**Task instructions**
Only the number is wanted: how many lines contain the word "color"?

**Task input**
──────────
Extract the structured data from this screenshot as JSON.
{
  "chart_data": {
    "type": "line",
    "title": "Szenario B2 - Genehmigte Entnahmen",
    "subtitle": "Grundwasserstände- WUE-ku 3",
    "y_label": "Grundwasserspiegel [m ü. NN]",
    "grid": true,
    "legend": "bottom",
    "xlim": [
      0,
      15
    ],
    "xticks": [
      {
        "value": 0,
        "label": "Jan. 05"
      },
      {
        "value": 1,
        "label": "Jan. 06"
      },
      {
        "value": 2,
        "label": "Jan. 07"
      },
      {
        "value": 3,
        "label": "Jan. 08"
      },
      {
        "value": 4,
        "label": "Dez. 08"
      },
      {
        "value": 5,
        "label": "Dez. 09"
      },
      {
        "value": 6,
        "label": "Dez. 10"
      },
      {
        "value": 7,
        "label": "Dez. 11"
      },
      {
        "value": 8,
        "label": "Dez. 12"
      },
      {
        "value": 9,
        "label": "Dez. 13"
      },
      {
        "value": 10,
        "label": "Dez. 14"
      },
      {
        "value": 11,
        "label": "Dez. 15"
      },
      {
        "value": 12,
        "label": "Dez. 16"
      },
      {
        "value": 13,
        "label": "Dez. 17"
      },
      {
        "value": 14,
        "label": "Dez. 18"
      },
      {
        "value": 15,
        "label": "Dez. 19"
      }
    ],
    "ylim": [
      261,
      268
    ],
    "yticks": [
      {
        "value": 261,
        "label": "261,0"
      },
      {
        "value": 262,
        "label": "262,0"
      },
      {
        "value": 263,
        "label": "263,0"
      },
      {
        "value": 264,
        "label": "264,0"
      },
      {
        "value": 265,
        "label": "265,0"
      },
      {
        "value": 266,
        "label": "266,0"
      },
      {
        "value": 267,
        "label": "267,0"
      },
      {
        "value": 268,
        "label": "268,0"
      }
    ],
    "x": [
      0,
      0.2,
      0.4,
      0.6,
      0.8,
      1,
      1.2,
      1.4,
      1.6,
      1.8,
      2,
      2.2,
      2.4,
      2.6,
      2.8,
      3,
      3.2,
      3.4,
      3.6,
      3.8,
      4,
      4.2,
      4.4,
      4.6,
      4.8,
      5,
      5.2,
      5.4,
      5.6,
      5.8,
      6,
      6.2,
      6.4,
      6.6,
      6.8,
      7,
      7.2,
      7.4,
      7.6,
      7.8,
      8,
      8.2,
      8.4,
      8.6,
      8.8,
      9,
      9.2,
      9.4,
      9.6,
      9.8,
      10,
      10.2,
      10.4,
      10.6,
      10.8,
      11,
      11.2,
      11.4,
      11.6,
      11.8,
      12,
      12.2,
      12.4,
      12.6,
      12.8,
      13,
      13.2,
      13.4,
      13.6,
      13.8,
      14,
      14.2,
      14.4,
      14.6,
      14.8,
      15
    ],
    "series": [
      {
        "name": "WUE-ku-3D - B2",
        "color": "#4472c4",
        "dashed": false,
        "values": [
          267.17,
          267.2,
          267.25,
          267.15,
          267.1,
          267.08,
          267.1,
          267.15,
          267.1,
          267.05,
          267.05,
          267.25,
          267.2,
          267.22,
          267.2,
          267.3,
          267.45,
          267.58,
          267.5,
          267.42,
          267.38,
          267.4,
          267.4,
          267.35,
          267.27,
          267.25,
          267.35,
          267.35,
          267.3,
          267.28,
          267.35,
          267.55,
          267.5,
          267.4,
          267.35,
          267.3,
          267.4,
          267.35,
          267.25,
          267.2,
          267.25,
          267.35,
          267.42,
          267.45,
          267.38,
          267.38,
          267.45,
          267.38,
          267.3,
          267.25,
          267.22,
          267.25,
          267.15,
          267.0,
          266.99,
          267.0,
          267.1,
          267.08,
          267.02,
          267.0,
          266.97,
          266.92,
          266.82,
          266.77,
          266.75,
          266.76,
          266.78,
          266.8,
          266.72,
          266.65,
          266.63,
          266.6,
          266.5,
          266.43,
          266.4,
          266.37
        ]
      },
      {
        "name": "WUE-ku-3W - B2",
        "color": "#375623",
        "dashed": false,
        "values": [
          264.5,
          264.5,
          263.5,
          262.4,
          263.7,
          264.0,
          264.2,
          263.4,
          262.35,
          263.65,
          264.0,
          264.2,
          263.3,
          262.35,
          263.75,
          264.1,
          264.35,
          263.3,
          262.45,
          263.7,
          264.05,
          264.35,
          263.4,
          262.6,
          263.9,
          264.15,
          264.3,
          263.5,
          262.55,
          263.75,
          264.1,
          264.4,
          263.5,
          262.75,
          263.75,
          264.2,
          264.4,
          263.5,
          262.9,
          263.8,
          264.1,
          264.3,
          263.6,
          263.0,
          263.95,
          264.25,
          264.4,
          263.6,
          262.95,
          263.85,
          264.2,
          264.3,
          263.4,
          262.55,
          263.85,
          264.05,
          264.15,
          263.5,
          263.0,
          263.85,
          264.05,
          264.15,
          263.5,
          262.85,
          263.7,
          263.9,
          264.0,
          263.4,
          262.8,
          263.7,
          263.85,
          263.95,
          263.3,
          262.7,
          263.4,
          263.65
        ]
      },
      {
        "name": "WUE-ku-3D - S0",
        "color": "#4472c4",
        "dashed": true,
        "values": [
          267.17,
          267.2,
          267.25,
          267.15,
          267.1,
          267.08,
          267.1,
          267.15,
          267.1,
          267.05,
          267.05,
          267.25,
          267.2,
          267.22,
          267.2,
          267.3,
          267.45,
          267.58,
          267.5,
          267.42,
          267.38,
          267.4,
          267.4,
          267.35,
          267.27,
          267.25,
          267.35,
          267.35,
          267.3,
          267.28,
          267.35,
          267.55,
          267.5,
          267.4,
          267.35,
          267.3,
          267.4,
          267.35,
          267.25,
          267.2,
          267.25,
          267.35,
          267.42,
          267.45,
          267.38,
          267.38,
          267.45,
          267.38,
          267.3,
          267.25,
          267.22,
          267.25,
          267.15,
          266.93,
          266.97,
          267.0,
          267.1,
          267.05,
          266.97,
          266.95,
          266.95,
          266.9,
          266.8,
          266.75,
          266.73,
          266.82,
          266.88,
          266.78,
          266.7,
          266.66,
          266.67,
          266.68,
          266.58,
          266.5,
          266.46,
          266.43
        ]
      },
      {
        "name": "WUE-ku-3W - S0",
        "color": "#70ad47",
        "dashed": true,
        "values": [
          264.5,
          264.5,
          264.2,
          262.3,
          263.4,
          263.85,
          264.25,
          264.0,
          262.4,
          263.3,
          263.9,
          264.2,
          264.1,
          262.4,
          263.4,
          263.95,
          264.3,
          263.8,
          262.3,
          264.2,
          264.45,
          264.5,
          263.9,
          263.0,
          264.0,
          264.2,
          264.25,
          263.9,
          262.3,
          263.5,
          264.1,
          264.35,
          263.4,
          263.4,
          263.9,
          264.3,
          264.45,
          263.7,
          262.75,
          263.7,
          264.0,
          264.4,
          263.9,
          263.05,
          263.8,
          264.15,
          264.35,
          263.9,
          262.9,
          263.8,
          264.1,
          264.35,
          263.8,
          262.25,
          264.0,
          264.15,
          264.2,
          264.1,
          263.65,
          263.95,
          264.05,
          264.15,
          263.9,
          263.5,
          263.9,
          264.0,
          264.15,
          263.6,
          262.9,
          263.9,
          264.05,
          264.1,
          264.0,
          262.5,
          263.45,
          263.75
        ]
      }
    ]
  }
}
──────────
**Full answer**
4